(Challenge) The records below hold pictures; please leave those out and retype the rest exactly.

↓

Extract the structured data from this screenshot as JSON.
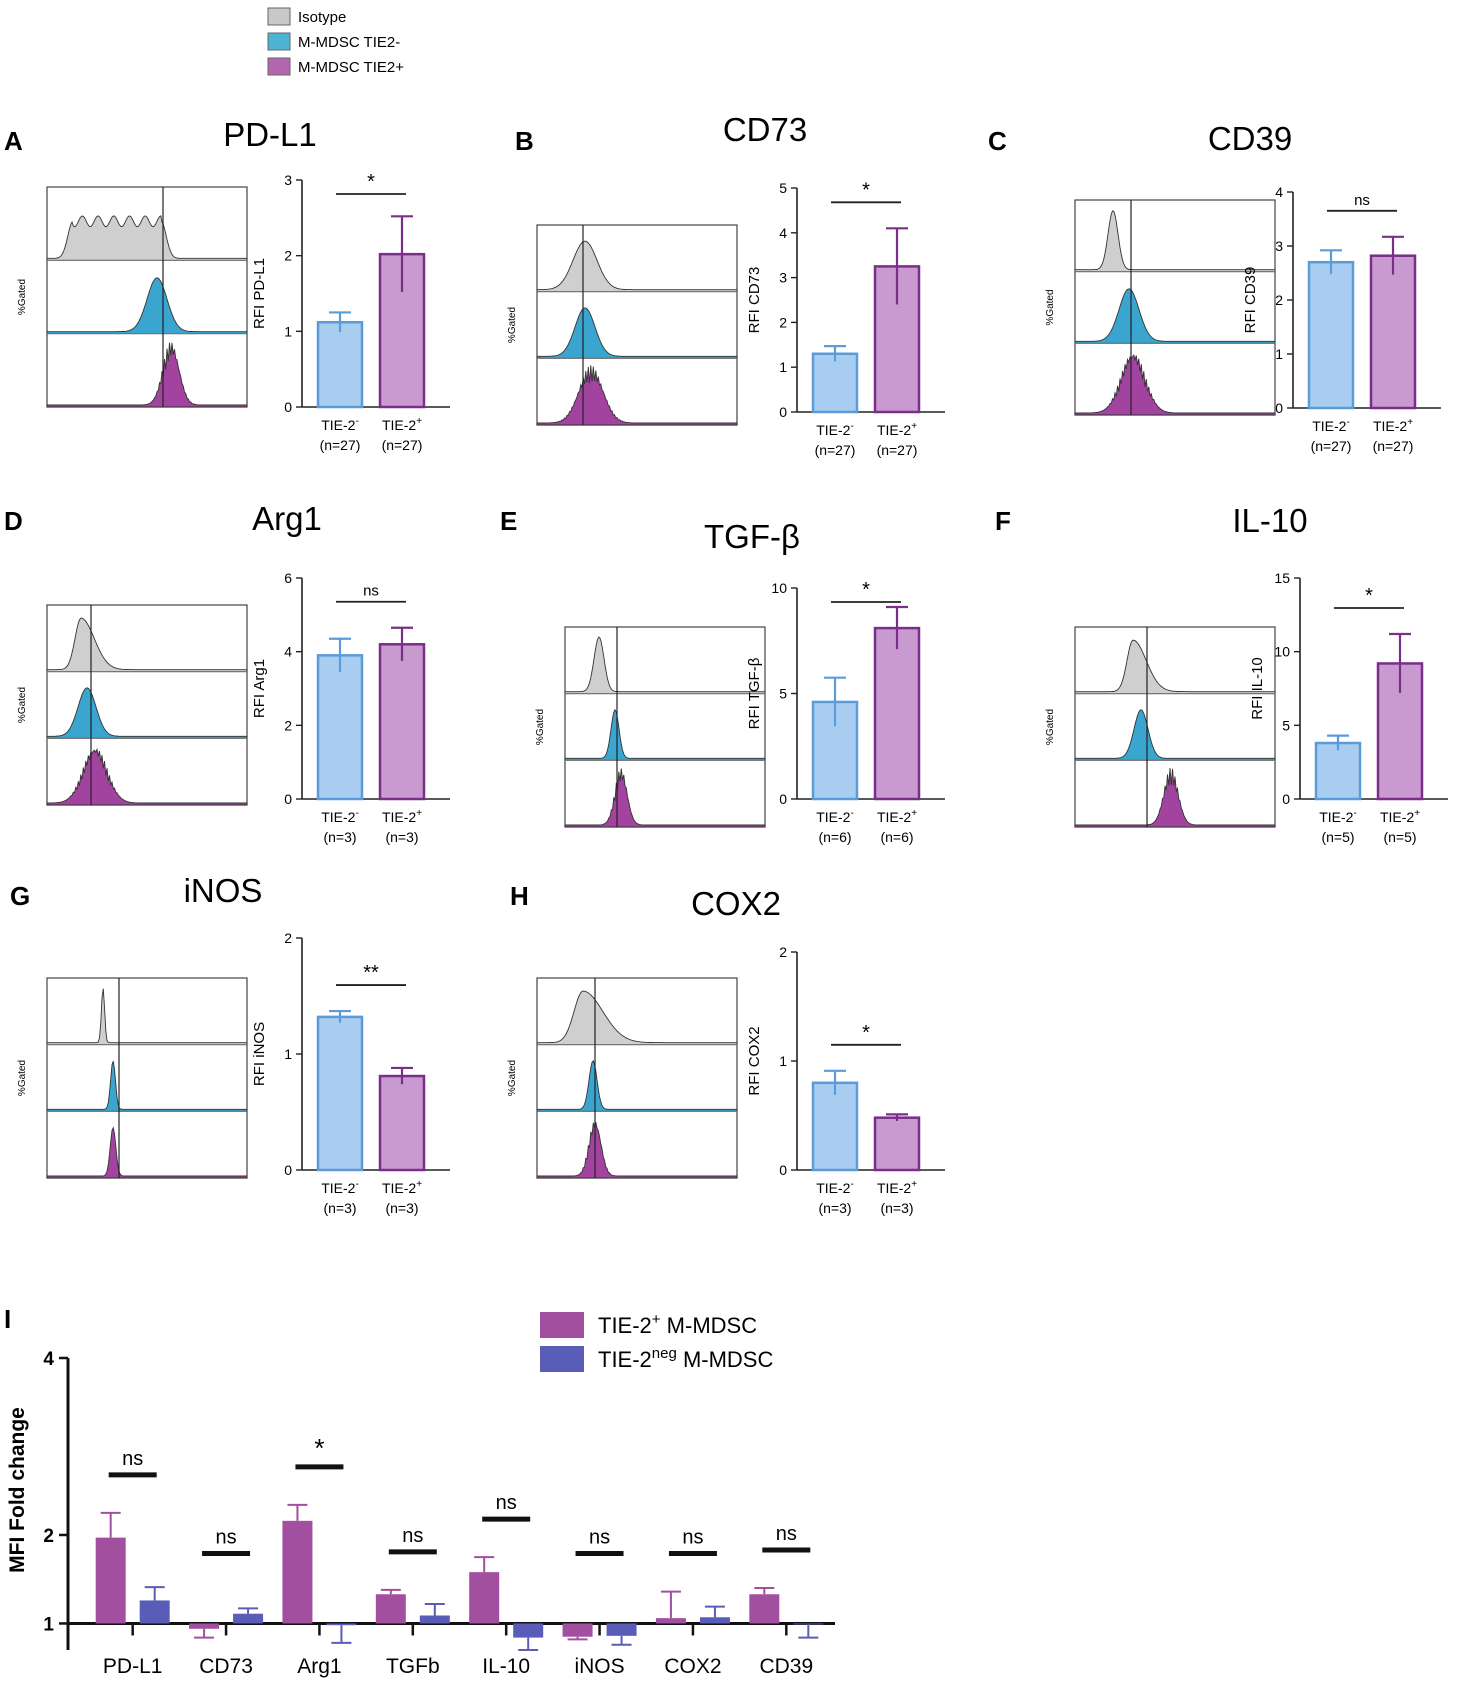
{
  "legend_top": [
    {
      "label": "Isotype",
      "color": "#c8c8c8"
    },
    {
      "label": "M-MDSC TIE2-",
      "color": "#4fb3d4"
    },
    {
      "label": "M-MDSC TIE2+",
      "color": "#b565b0"
    }
  ],
  "histogram_y_label": "%Gated",
  "colors": {
    "tie2neg_fill": "#a9cdf0",
    "tie2neg_line": "#5b9bd8",
    "tie2pos_fill": "#c99ad0",
    "tie2pos_line": "#7a2e89",
    "iso_fill": "#cfcfcf",
    "blue_fill": "#3aa6d0",
    "purple_fill": "#a2449f",
    "i_pos": "#a34f9f",
    "i_neg": "#5a5db8"
  },
  "chart_data": [
    {
      "type": "bar",
      "letter": "A",
      "title": "PD-L1",
      "ylabel": "RFI PD-L1",
      "ylim": [
        0,
        3
      ],
      "yticks": [
        0,
        1,
        2,
        3
      ],
      "categories": [
        {
          "name": "TIE-2",
          "sup": "-",
          "n": "(n=27)"
        },
        {
          "name": "TIE-2",
          "sup": "+",
          "n": "(n=27)"
        }
      ],
      "values": [
        1.12,
        2.02
      ],
      "errors": [
        0.13,
        0.5
      ],
      "significance": "*"
    },
    {
      "type": "bar",
      "letter": "B",
      "title": "CD73",
      "ylabel": "RFI CD73",
      "ylim": [
        0,
        5
      ],
      "yticks": [
        0,
        1,
        2,
        3,
        4,
        5
      ],
      "categories": [
        {
          "name": "TIE-2",
          "sup": "-",
          "n": "(n=27)"
        },
        {
          "name": "TIE-2",
          "sup": "+",
          "n": "(n=27)"
        }
      ],
      "values": [
        1.3,
        3.25
      ],
      "errors": [
        0.17,
        0.85
      ],
      "significance": "*"
    },
    {
      "type": "bar",
      "letter": "C",
      "title": "CD39",
      "ylabel": "RFI CD39",
      "ylim": [
        0,
        4
      ],
      "yticks": [
        0,
        1,
        2,
        3,
        4
      ],
      "categories": [
        {
          "name": "TIE-2",
          "sup": "-",
          "n": "(n=27)"
        },
        {
          "name": "TIE-2",
          "sup": "+",
          "n": "(n=27)"
        }
      ],
      "values": [
        2.7,
        2.82
      ],
      "errors": [
        0.22,
        0.35
      ],
      "significance": "ns"
    },
    {
      "type": "bar",
      "letter": "D",
      "title": "Arg1",
      "ylabel": "RFI Arg1",
      "ylim": [
        0,
        6
      ],
      "yticks": [
        0,
        2,
        4,
        6
      ],
      "categories": [
        {
          "name": "TIE-2",
          "sup": "-",
          "n": "(n=3)"
        },
        {
          "name": "TIE-2",
          "sup": "+",
          "n": "(n=3)"
        }
      ],
      "values": [
        3.9,
        4.2
      ],
      "errors": [
        0.45,
        0.45
      ],
      "significance": "ns"
    },
    {
      "type": "bar",
      "letter": "E",
      "title": "TGF-β",
      "ylabel": "RFI TGF-β",
      "ylim": [
        0,
        10
      ],
      "yticks": [
        0,
        5,
        10
      ],
      "categories": [
        {
          "name": "TIE-2",
          "sup": "-",
          "n": "(n=6)"
        },
        {
          "name": "TIE-2",
          "sup": "+",
          "n": "(n=6)"
        }
      ],
      "values": [
        4.6,
        8.1
      ],
      "errors": [
        1.15,
        1.0
      ],
      "significance": "*"
    },
    {
      "type": "bar",
      "letter": "F",
      "title": "IL-10",
      "ylabel": "RFI IL-10",
      "ylim": [
        0,
        15
      ],
      "yticks": [
        0,
        5,
        10,
        15
      ],
      "categories": [
        {
          "name": "TIE-2",
          "sup": "-",
          "n": "(n=5)"
        },
        {
          "name": "TIE-2",
          "sup": "+",
          "n": "(n=5)"
        }
      ],
      "values": [
        3.8,
        9.2
      ],
      "errors": [
        0.5,
        2.0
      ],
      "significance": "*"
    },
    {
      "type": "bar",
      "letter": "G",
      "title": "iNOS",
      "ylabel": "RFI iNOS",
      "ylim": [
        0,
        2
      ],
      "yticks": [
        0,
        1,
        2
      ],
      "categories": [
        {
          "name": "TIE-2",
          "sup": "-",
          "n": "(n=3)"
        },
        {
          "name": "TIE-2",
          "sup": "+",
          "n": "(n=3)"
        }
      ],
      "values": [
        1.32,
        0.81
      ],
      "errors": [
        0.05,
        0.07
      ],
      "significance": "**"
    },
    {
      "type": "bar",
      "letter": "H",
      "title": "COX2",
      "ylabel": "RFI COX2",
      "ylim": [
        0,
        2
      ],
      "yticks": [
        0,
        1,
        2
      ],
      "categories": [
        {
          "name": "TIE-2",
          "sup": "-",
          "n": "(n=3)"
        },
        {
          "name": "TIE-2",
          "sup": "+",
          "n": "(n=3)"
        }
      ],
      "values": [
        0.8,
        0.48
      ],
      "errors": [
        0.11,
        0.03
      ],
      "significance": "*"
    },
    {
      "type": "bar",
      "letter": "I",
      "ylabel": "MFI Fold change",
      "ylim": [
        0.7,
        4
      ],
      "yticks": [
        1,
        2,
        4
      ],
      "categories": [
        "PD-L1",
        "CD73",
        "Arg1",
        "TGFb",
        "IL-10",
        "iNOS",
        "COX2",
        "CD39"
      ],
      "legend": [
        {
          "label": "TIE-2",
          "sup": "+",
          "suffix": " M-MDSC"
        },
        {
          "label": "TIE-2",
          "sup": "neg",
          "suffix": " M-MDSC"
        }
      ],
      "series": [
        {
          "name": "TIE-2+ M-MDSC",
          "values": [
            1.97,
            0.94,
            2.16,
            1.33,
            1.58,
            0.85,
            1.06,
            1.33
          ],
          "errors": [
            0.28,
            0.1,
            0.18,
            0.05,
            0.17,
            0.03,
            0.3,
            0.07
          ]
        },
        {
          "name": "TIE-2neg M-MDSC",
          "values": [
            1.26,
            1.11,
            0.98,
            1.09,
            0.84,
            0.86,
            1.07,
            0.99
          ],
          "errors": [
            0.15,
            0.06,
            0.2,
            0.13,
            0.14,
            0.1,
            0.12,
            0.15
          ]
        }
      ],
      "significance": [
        "ns",
        "ns",
        "*",
        "ns",
        "ns",
        "ns",
        "ns",
        "ns"
      ]
    }
  ]
}
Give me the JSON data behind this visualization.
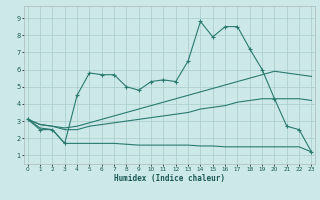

↑

(Result)
Extract the structured data from this screenshot as JSON.
{
  "legend_top": [
    {
      "label": "Isotype",
      "color": "#c8c8c8"
    },
    {
      "label": "M-MDSC TIE2-",
      "color": "#4fb3d4"
    },
    {
      "label": "M-MDSC TIE2+",
      "color": "#b565b0"
    }
  ],
  "histogram_y_label": "%Gated",
  "colors": {
    "tie2neg_fill": "#a9cdf0",
    "tie2neg_line": "#5b9bd8",
    "tie2pos_fill": "#c99ad0",
    "tie2pos_line": "#7a2e89",
    "iso_fill": "#cfcfcf",
    "blue_fill": "#3aa6d0",
    "purple_fill": "#a2449f",
    "i_pos": "#a34f9f",
    "i_neg": "#5a5db8"
  },
  "chart_data": [
    {
      "type": "bar",
      "letter": "A",
      "title": "PD-L1",
      "ylabel": "RFI PD-L1",
      "ylim": [
        0,
        3
      ],
      "yticks": [
        0,
        1,
        2,
        3
      ],
      "categories": [
        {
          "name": "TIE-2",
          "sup": "-",
          "n": "(n=27)"
        },
        {
          "name": "TIE-2",
          "sup": "+",
          "n": "(n=27)"
        }
      ],
      "values": [
        1.12,
        2.02
      ],
      "errors": [
        0.13,
        0.5
      ],
      "significance": "*"
    },
    {
      "type": "bar",
      "letter": "B",
      "title": "CD73",
      "ylabel": "RFI CD73",
      "ylim": [
        0,
        5
      ],
      "yticks": [
        0,
        1,
        2,
        3,
        4,
        5
      ],
      "categories": [
        {
          "name": "TIE-2",
          "sup": "-",
          "n": "(n=27)"
        },
        {
          "name": "TIE-2",
          "sup": "+",
          "n": "(n=27)"
        }
      ],
      "values": [
        1.3,
        3.25
      ],
      "errors": [
        0.17,
        0.85
      ],
      "significance": "*"
    },
    {
      "type": "bar",
      "letter": "C",
      "title": "CD39",
      "ylabel": "RFI CD39",
      "ylim": [
        0,
        4
      ],
      "yticks": [
        0,
        1,
        2,
        3,
        4
      ],
      "categories": [
        {
          "name": "TIE-2",
          "sup": "-",
          "n": "(n=27)"
        },
        {
          "name": "TIE-2",
          "sup": "+",
          "n": "(n=27)"
        }
      ],
      "values": [
        2.7,
        2.82
      ],
      "errors": [
        0.22,
        0.35
      ],
      "significance": "ns"
    },
    {
      "type": "bar",
      "letter": "D",
      "title": "Arg1",
      "ylabel": "RFI Arg1",
      "ylim": [
        0,
        6
      ],
      "yticks": [
        0,
        2,
        4,
        6
      ],
      "categories": [
        {
          "name": "TIE-2",
          "sup": "-",
          "n": "(n=3)"
        },
        {
          "name": "TIE-2",
          "sup": "+",
          "n": "(n=3)"
        }
      ],
      "values": [
        3.9,
        4.2
      ],
      "errors": [
        0.45,
        0.45
      ],
      "significance": "ns"
    },
    {
      "type": "bar",
      "letter": "E",
      "title": "TGF-β",
      "ylabel": "RFI TGF-β",
      "ylim": [
        0,
        10
      ],
      "yticks": [
        0,
        5,
        10
      ],
      "categories": [
        {
          "name": "TIE-2",
          "sup": "-",
          "n": "(n=6)"
        },
        {
          "name": "TIE-2",
          "sup": "+",
          "n": "(n=6)"
        }
      ],
      "values": [
        4.6,
        8.1
      ],
      "errors": [
        1.15,
        1.0
      ],
      "significance": "*"
    },
    {
      "type": "bar",
      "letter": "F",
      "title": "IL-10",
      "ylabel": "RFI IL-10",
      "ylim": [
        0,
        15
      ],
      "yticks": [
        0,
        5,
        10,
        15
      ],
      "categories": [
        {
          "name": "TIE-2",
          "sup": "-",
          "n": "(n=5)"
        },
        {
          "name": "TIE-2",
          "sup": "+",
          "n": "(n=5)"
        }
      ],
      "values": [
        3.8,
        9.2
      ],
      "errors": [
        0.5,
        2.0
      ],
      "significance": "*"
    },
    {
      "type": "bar",
      "letter": "G",
      "title": "iNOS",
      "ylabel": "RFI iNOS",
      "ylim": [
        0,
        2
      ],
      "yticks": [
        0,
        1,
        2
      ],
      "categories": [
        {
          "name": "TIE-2",
          "sup": "-",
          "n": "(n=3)"
        },
        {
          "name": "TIE-2",
          "sup": "+",
          "n": "(n=3)"
        }
      ],
      "values": [
        1.32,
        0.81
      ],
      "errors": [
        0.05,
        0.07
      ],
      "significance": "**"
    },
    {
      "type": "bar",
      "letter": "H",
      "title": "COX2",
      "ylabel": "RFI COX2",
      "ylim": [
        0,
        2
      ],
      "yticks": [
        0,
        1,
        2
      ],
      "categories": [
        {
          "name": "TIE-2",
          "sup": "-",
          "n": "(n=3)"
        },
        {
          "name": "TIE-2",
          "sup": "+",
          "n": "(n=3)"
        }
      ],
      "values": [
        0.8,
        0.48
      ],
      "errors": [
        0.11,
        0.03
      ],
      "significance": "*"
    },
    {
      "type": "bar",
      "letter": "I",
      "ylabel": "MFI Fold change",
      "ylim": [
        0.7,
        4
      ],
      "yticks": [
        1,
        2,
        4
      ],
      "categories": [
        "PD-L1",
        "CD73",
        "Arg1",
        "TGFb",
        "IL-10",
        "iNOS",
        "COX2",
        "CD39"
      ],
      "legend": [
        {
          "label": "TIE-2",
          "sup": "+",
          "suffix": " M-MDSC"
        },
        {
          "label": "TIE-2",
          "sup": "neg",
          "suffix": " M-MDSC"
        }
      ],
      "series": [
        {
          "name": "TIE-2+ M-MDSC",
          "values": [
            1.97,
            0.94,
            2.16,
            1.33,
            1.58,
            0.85,
            1.06,
            1.33
          ],
          "errors": [
            0.28,
            0.1,
            0.18,
            0.05,
            0.17,
            0.03,
            0.3,
            0.07
          ]
        },
        {
          "name": "TIE-2neg M-MDSC",
          "values": [
            1.26,
            1.11,
            0.98,
            1.09,
            0.84,
            0.86,
            1.07,
            0.99
          ],
          "errors": [
            0.15,
            0.06,
            0.2,
            0.13,
            0.14,
            0.1,
            0.12,
            0.15
          ]
        }
      ],
      "significance": [
        "ns",
        "ns",
        "*",
        "ns",
        "ns",
        "ns",
        "ns",
        "ns"
      ]
    }
  ]
}
Give me the JSON data behind this visualization.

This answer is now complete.